### What is being asked
All of the data must be printed exactly; please include every line.

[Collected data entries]
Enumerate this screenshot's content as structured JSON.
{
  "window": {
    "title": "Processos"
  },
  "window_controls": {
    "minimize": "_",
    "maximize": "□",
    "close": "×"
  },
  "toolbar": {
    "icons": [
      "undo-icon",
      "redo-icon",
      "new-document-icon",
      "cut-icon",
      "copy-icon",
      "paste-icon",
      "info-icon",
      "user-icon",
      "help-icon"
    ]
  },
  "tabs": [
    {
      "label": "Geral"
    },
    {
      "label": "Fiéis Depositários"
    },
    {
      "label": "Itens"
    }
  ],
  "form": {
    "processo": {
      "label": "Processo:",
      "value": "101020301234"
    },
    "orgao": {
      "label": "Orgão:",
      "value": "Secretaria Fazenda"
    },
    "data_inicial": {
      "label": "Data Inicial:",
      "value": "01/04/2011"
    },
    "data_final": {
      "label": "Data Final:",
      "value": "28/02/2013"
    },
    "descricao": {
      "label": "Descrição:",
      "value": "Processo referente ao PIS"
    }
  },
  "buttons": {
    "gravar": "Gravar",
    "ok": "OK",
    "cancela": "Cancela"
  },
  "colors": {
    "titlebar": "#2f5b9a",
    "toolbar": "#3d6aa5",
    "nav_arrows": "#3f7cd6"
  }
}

### The solution
Enumerate this screenshot's content as structured JSON.
{
  "window": {
    "title": "Processos"
  },
  "window_controls": {
    "minimize": "_",
    "maximize": "□",
    "close": "×"
  },
  "toolbar": {
    "icons": [
      "undo-icon",
      "redo-icon",
      "new-document-icon",
      "cut-icon",
      "copy-icon",
      "paste-icon",
      "info-icon",
      "user-icon",
      "help-icon"
    ]
  },
  "tabs": [
    {
      "label": "Geral"
    },
    {
      "label": "Fiéis Depositários"
    },
    {
      "label": "Itens"
    }
  ],
  "form": {
    "processo": {
      "label": "Processo:",
      "value": "101020301234"
    },
    "orgao": {
      "label": "Orgão:",
      "value": "Secretaria Fazenda"
    },
    "data_inicial": {
      "label": "Data Inicial:",
      "value": "01/04/2011"
    },
    "data_final": {
      "label": "Data Final:",
      "value": "28/02/2013"
    },
    "descricao": {
      "label": "Descrição:",
      "value": "Processo referente ao PIS"
    }
  },
  "buttons": {
    "gravar": "Gravar",
    "ok": "OK",
    "cancela": "Cancela"
  },
  "colors": {
    "titlebar": "#2f5b9a",
    "toolbar": "#3d6aa5",
    "nav_arrows": "#3f7cd6"
  }
}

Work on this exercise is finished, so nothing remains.